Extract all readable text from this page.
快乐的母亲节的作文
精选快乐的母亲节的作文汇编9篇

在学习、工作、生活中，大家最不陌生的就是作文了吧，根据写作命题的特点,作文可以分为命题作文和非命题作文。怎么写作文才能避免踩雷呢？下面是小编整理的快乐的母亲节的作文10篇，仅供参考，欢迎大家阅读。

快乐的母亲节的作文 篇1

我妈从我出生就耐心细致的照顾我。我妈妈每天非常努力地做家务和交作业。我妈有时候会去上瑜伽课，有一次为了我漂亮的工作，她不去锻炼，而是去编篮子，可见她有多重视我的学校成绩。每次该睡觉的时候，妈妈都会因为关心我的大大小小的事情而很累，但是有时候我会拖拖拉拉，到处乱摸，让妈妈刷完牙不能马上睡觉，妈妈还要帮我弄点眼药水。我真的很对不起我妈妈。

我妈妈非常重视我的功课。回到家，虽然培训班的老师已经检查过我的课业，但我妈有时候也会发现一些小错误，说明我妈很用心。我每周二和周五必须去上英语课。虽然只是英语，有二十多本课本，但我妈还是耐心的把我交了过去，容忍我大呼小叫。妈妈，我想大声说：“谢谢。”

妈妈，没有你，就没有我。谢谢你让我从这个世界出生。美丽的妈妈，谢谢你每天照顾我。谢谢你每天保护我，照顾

——

## What needs to be done
Make an exact copy of the records.

## Full answer
Extract all readable text from this page.
快乐的母亲节的作文
精选快乐的母亲节的作文汇编9篇

在学习、工作、生活中，大家最不陌生的就是作文了吧，根据写作命题的特点,作文可以分为命题作文和非命题作文。怎么写作文才能避免踩雷呢？下面是小编整理的快乐的母亲节的作文10篇，仅供参考，欢迎大家阅读。

快乐的母亲节的作文 篇1

我妈从我出生就耐心细致的照顾我。我妈妈每天非常努力地做家务和交作业。我妈有时候会去上瑜伽课，有一次为了我漂亮的工作，她不去锻炼，而是去编篮子，可见她有多重视我的学校成绩。每次该睡觉的时候，妈妈都会因为关心我的大大小小的事情而很累，但是有时候我会拖拖拉拉，到处乱摸，让妈妈刷完牙不能马上睡觉，妈妈还要帮我弄点眼药水。我真的很对不起我妈妈。

我妈妈非常重视我的功课。回到家，虽然培训班的老师已经检查过我的课业，但我妈有时候也会发现一些小错误，说明我妈很用心。我每周二和周五必须去上英语课。虽然只是英语，有二十多本课本，但我妈还是耐心的把我交了过去，容忍我大呼小叫。妈妈，我想大声说：“谢谢。”

妈妈，没有你，就没有我。谢谢你让我从这个世界出生。美丽的妈妈，谢谢你每天照顾我。谢谢你每天保护我，照顾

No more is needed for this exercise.